>>>>
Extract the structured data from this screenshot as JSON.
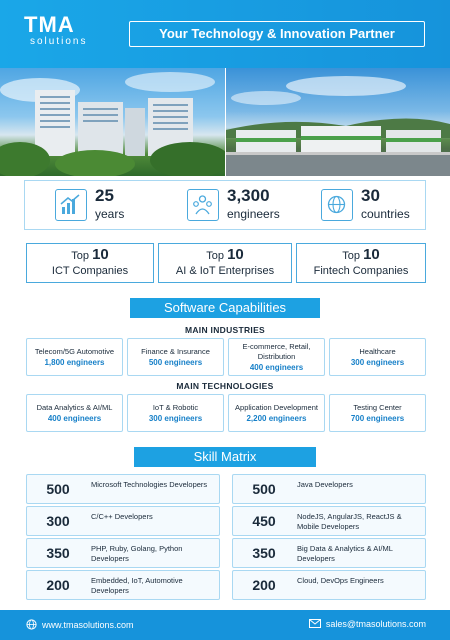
{
  "brand": {
    "name": "TMA",
    "sub": "solutions"
  },
  "tagline": "Your Technology & Innovation Partner",
  "photos": [
    "office-building-photo",
    "campus-photo"
  ],
  "stats": [
    {
      "value": "25",
      "label": "years",
      "icon": "growth-chart-icon"
    },
    {
      "value": "3,300",
      "label": "engineers",
      "icon": "team-icon"
    },
    {
      "value": "30",
      "label": "countries",
      "icon": "globe-icon"
    }
  ],
  "rankings": [
    {
      "prefix": "Top",
      "rank": "10",
      "label": "ICT Companies"
    },
    {
      "prefix": "Top",
      "rank": "10",
      "label": "AI & IoT Enterprises"
    },
    {
      "prefix": "Top",
      "rank": "10",
      "label": "Fintech Companies"
    }
  ],
  "capabilities": {
    "title": "Software Capabilities",
    "industries_heading": "MAIN INDUSTRIES",
    "industries": [
      {
        "name": "Telecom/5G Automotive",
        "engineers": "1,800 engineers"
      },
      {
        "name": "Finance & Insurance",
        "engineers": "500 engineers"
      },
      {
        "name": "E-commerce, Retail, Distribution",
        "engineers": "400 engineers"
      },
      {
        "name": "Healthcare",
        "engineers": "300 engineers"
      }
    ],
    "technologies_heading": "MAIN TECHNOLOGIES",
    "technologies": [
      {
        "name": "Data Analytics & AI/ML",
        "engineers": "400 engineers"
      },
      {
        "name": "IoT & Robotic",
        "engineers": "300 engineers"
      },
      {
        "name": "Application Development",
        "engineers": "2,200 engineers"
      },
      {
        "name": "Testing Center",
        "engineers": "700 engineers"
      }
    ]
  },
  "skill_matrix": {
    "title": "Skill Matrix",
    "left": [
      {
        "count": "500",
        "skill": "Microsoft Technologies Developers"
      },
      {
        "count": "300",
        "skill": "C/C++ Developers"
      },
      {
        "count": "350",
        "skill": "PHP, Ruby, Golang, Python Developers"
      },
      {
        "count": "200",
        "skill": "Embedded, IoT, Automotive Developers"
      }
    ],
    "right": [
      {
        "count": "500",
        "skill": "Java Developers"
      },
      {
        "count": "450",
        "skill": "NodeJS, AngularJS, ReactJS & Mobile Developers"
      },
      {
        "count": "350",
        "skill": "Big Data & Analytics & AI/ML Developers"
      },
      {
        "count": "200",
        "skill": "Cloud, DevOps Engineers"
      }
    ]
  },
  "footer": {
    "website": "www.tmasolutions.com",
    "email": "sales@tmasolutions.com"
  },
  "colors": {
    "primary": "#1da1e2",
    "dark": "#1693db",
    "border": "#a9d8f2",
    "accent_text": "#1780c8"
  }
}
<<<<
Restate the whole of the material word for word without the pictures.

Extract the structured data from this screenshot as JSON.
{
  "brand": {
    "name": "TMA",
    "sub": "solutions"
  },
  "tagline": "Your Technology & Innovation Partner",
  "photos": [
    "office-building-photo",
    "campus-photo"
  ],
  "stats": [
    {
      "value": "25",
      "label": "years",
      "icon": "growth-chart-icon"
    },
    {
      "value": "3,300",
      "label": "engineers",
      "icon": "team-icon"
    },
    {
      "value": "30",
      "label": "countries",
      "icon": "globe-icon"
    }
  ],
  "rankings": [
    {
      "prefix": "Top",
      "rank": "10",
      "label": "ICT Companies"
    },
    {
      "prefix": "Top",
      "rank": "10",
      "label": "AI & IoT Enterprises"
    },
    {
      "prefix": "Top",
      "rank": "10",
      "label": "Fintech Companies"
    }
  ],
  "capabilities": {
    "title": "Software Capabilities",
    "industries_heading": "MAIN INDUSTRIES",
    "industries": [
      {
        "name": "Telecom/5G Automotive",
        "engineers": "1,800 engineers"
      },
      {
        "name": "Finance & Insurance",
        "engineers": "500 engineers"
      },
      {
        "name": "E-commerce, Retail, Distribution",
        "engineers": "400 engineers"
      },
      {
        "name": "Healthcare",
        "engineers": "300 engineers"
      }
    ],
    "technologies_heading": "MAIN TECHNOLOGIES",
    "technologies": [
      {
        "name": "Data Analytics & AI/ML",
        "engineers": "400 engineers"
      },
      {
        "name": "IoT & Robotic",
        "engineers": "300 engineers"
      },
      {
        "name": "Application Development",
        "engineers": "2,200 engineers"
      },
      {
        "name": "Testing Center",
        "engineers": "700 engineers"
      }
    ]
  },
  "skill_matrix": {
    "title": "Skill Matrix",
    "left": [
      {
        "count": "500",
        "skill": "Microsoft Technologies Developers"
      },
      {
        "count": "300",
        "skill": "C/C++ Developers"
      },
      {
        "count": "350",
        "skill": "PHP, Ruby, Golang, Python Developers"
      },
      {
        "count": "200",
        "skill": "Embedded, IoT, Automotive Developers"
      }
    ],
    "right": [
      {
        "count": "500",
        "skill": "Java Developers"
      },
      {
        "count": "450",
        "skill": "NodeJS, AngularJS, ReactJS & Mobile Developers"
      },
      {
        "count": "350",
        "skill": "Big Data & Analytics & AI/ML Developers"
      },
      {
        "count": "200",
        "skill": "Cloud, DevOps Engineers"
      }
    ]
  },
  "footer": {
    "website": "www.tmasolutions.com",
    "email": "sales@tmasolutions.com"
  },
  "colors": {
    "primary": "#1da1e2",
    "dark": "#1693db",
    "border": "#a9d8f2",
    "accent_text": "#1780c8"
  }
}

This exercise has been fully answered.